Identify the lines that contain the word "Tüpfel", then copy them.

BEGIN Records shown

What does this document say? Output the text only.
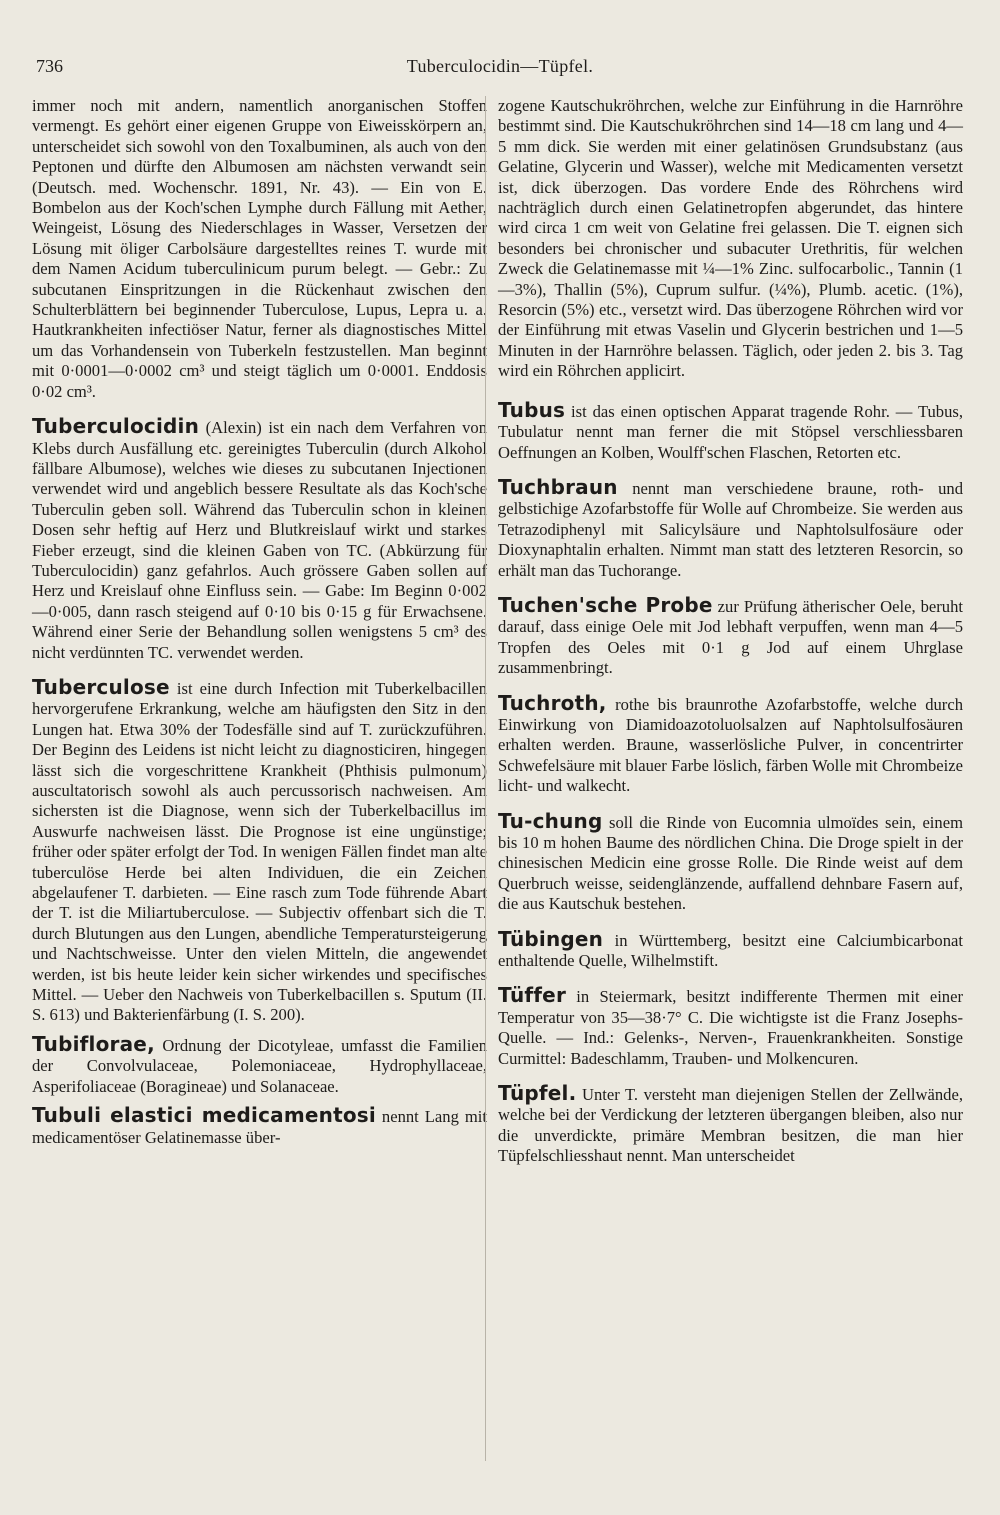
736	Tuberculocidin—Tüpfel.

immer noch mit andern, namentlich anorganischen Stoffen vermengt. Es gehört einer eigenen Gruppe von Eiweisskörpern an, unterscheidet sich sowohl von den Toxalbuminen, als auch von den Peptonen und dürfte den Albumosen am nächsten verwandt sein (Deutsch. med. Wochenschr. 1891, Nr. 43). — Ein von E. Bombelon aus der Koch'schen Lymphe durch Fällung mit Aether, Weingeist, Lösung des Niederschlages in Wasser, Versetzen der Lösung mit öliger Carbolsäure dargestelltes reines T. wurde mit dem Namen Acidum tuberculinicum purum belegt. — Gebr.: Zu subcutanen Einspritzungen in die Rückenhaut zwischen den Schulterblättern bei beginnender Tuberculose, Lupus, Lepra u. a. Hautkrankheiten infectiöser Natur, ferner als diagnostisches Mittel um das Vorhandensein von Tuberkeln festzustellen. Man beginnt mit 0·0001—0·0002 cm³ und steigt täglich um 0·0001. Enddosis 0·02 cm³.

Tuberculocidin (Alexin) ist ein nach dem Verfahren von Klebs durch Ausfällung etc. gereinigtes Tuberculin (durch Alkohol fällbare Albumose), welches wie dieses zu subcutanen Injectionen verwendet wird und angeblich bessere Resultate als das Koch'sche Tuberculin geben soll. Während das Tuberculin schon in kleinen Dosen sehr heftig auf Herz und Blutkreislauf wirkt und starkes Fieber erzeugt, sind die kleinen Gaben von TC. (Abkürzung für Tuberculocidin) ganz gefahrlos. Auch grössere Gaben sollen auf Herz und Kreislauf ohne Einfluss sein. — Gabe: Im Beginn 0·002—0·005, dann rasch steigend auf 0·10 bis 0·15 g für Erwachsene. Während einer Serie der Behandlung sollen wenigstens 5 cm³ des nicht verdünnten TC. verwendet werden.

Tuberculose ist eine durch Infection mit Tuberkelbacillen hervorgerufene Erkrankung, welche am häufigsten den Sitz in den Lungen hat. Etwa 30% der Todesfälle sind auf T. zurückzuführen. Der Beginn des Leidens ist nicht leicht zu diagnosticiren, hingegen lässt sich die vorgeschrittene Krankheit (Phthisis pulmonum) auscultatorisch sowohl als auch percussorisch nachweisen. Am sichersten ist die Diagnose, wenn sich der Tuberkelbacillus im Auswurfe nachweisen lässt. Die Prognose ist eine ungünstige; früher oder später erfolgt der Tod. In wenigen Fällen findet man alte tuberculöse Herde bei alten Individuen, die ein Zeichen abgelaufener T. darbieten. — Eine rasch zum Tode führende Abart der T. ist die Miliartuberculose. — Subjectiv offenbart sich die T. durch Blutungen aus den Lungen, abendliche Temperatursteigerung und Nachtschweisse. Unter den vielen Mitteln, die angewendet werden, ist bis heute leider kein sicher wirkendes und specifisches Mittel. — Ueber den Nachweis von Tuberkelbacillen s. Sputum (II. S. 613) und Bakterienfärbung (I. S. 200).

Tubiflorae, Ordnung der Dicotyleae, umfasst die Familien der Convolvulaceae, Polemoniaceae, Hydrophyllaceae, Asperifoliaceae (Boragineae) und Solanaceae.

Tubuli elastici medicamentosi nennt Lang mit medicamentöser Gelatinemasse über-

zogene Kautschukröhrchen, welche zur Einführung in die Harnröhre bestimmt sind. Die Kautschukröhrchen sind 14—18 cm lang und 4—5 mm dick. Sie werden mit einer gelatinösen Grundsubstanz (aus Gelatine, Glycerin und Wasser), welche mit Medicamenten versetzt ist, dick überzogen. Das vordere Ende des Röhrchens wird nachträglich durch einen Gelatinetropfen abgerundet, das hintere wird circa 1 cm weit von Gelatine frei gelassen. Die T. eignen sich besonders bei chronischer und subacuter Urethritis, für welchen Zweck die Gelatinemasse mit ¼—1% Zinc. sulfocarbolic., Tannin (1—3%), Thallin (5%), Cuprum sulfur. (¼%), Plumb. acetic. (1%), Resorcin (5%) etc., versetzt wird. Das überzogene Röhrchen wird vor der Einführung mit etwas Vaselin und Glycerin bestrichen und 1—5 Minuten in der Harnröhre belassen. Täglich, oder jeden 2. bis 3. Tag wird ein Röhrchen applicirt.

Tubus ist das einen optischen Apparat tragende Rohr. — Tubus, Tubulatur nennt man ferner die mit Stöpsel verschliessbaren Oeffnungen an Kolben, Woulff'schen Flaschen, Retorten etc.

Tuchbraun nennt man verschiedene braune, roth- und gelbstichige Azofarbstoffe für Wolle auf Chrombeize. Sie werden aus Tetrazodiphenyl mit Salicylsäure und Naphtolsulfosäure oder Dioxynaphtalin erhalten. Nimmt man statt des letzteren Resorcin, so erhält man das Tuchorange.

Tuchen'sche Probe zur Prüfung ätherischer Oele, beruht darauf, dass einige Oele mit Jod lebhaft verpuffen, wenn man 4—5 Tropfen des Oeles mit 0·1 g Jod auf einem Uhrglase zusammenbringt.

Tuchroth, rothe bis braunrothe Azofarbstoffe, welche durch Einwirkung von Diamidoazotoluolsalzen auf Naphtolsulfosäuren erhalten werden. Braune, wasserlösliche Pulver, in concentrirter Schwefelsäure mit blauer Farbe löslich, färben Wolle mit Chrombeize licht- und walkecht.

Tu-chung soll die Rinde von Eucomnia ulmoïdes sein, einem bis 10 m hohen Baume des nördlichen China. Die Droge spielt in der chinesischen Medicin eine grosse Rolle. Die Rinde weist auf dem Querbruch weisse, seidenglänzende, auffallend dehnbare Fasern auf, die aus Kautschuk bestehen.

Tübingen in Württemberg, besitzt eine Calciumbicarbonat enthaltende Quelle, Wilhelmstift.

Tüffer in Steiermark, besitzt indifferente Thermen mit einer Temperatur von 35—38·7° C. Die wichtigste ist die Franz Josephs-Quelle. — Ind.: Gelenks-, Nerven-, Frauenkrankheiten. Sonstige Curmittel: Badeschlamm, Trauben- und Molkencuren.

Tüpfel. Unter T. versteht man diejenigen Stellen der Zellwände, welche bei der Verdickung der letzteren übergangen bleiben, also nur die unverdickte, primäre Membran besitzen, die man hier Tüpfelschliesshaut nennt. Man unterscheidet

END Records shown

Exercise solution
736	Tuberculocidin—Tüpfel.
Tüpfel. Unter T. versteht man diejenigen Stellen der Zellwände, welche bei der Verdickung der letzteren übergangen bleiben, also nur die unverdickte, primäre Membran besitzen, die man hier Tüpfelschliesshaut nennt. Man unterscheidet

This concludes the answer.